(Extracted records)
* * * * * * * * *

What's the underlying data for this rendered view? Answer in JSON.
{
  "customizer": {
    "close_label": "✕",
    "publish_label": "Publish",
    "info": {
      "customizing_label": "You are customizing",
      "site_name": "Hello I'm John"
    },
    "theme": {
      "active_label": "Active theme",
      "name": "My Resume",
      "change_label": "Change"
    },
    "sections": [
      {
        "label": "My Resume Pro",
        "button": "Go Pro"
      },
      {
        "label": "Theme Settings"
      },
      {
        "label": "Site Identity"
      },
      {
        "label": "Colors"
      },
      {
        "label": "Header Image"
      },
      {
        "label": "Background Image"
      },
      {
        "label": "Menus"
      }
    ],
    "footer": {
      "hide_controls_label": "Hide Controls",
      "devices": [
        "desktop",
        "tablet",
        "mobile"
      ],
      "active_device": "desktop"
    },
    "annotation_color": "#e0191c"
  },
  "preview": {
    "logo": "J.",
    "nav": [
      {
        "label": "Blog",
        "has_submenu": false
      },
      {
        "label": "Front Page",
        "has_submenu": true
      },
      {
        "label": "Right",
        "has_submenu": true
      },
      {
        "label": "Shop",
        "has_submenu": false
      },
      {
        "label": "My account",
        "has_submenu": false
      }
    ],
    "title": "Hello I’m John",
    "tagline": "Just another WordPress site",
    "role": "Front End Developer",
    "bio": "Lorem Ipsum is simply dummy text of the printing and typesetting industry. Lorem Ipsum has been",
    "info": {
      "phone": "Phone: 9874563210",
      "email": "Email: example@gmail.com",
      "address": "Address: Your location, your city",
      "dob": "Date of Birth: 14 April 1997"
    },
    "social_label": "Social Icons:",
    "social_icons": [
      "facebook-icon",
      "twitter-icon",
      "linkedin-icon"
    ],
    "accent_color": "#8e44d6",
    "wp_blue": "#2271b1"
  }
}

* * * * * * * * *

PROBLEM DESCRIPTION: Lines containing the word "John" are to be tallied; report only the total.

EXERCISE SOLUTION: 2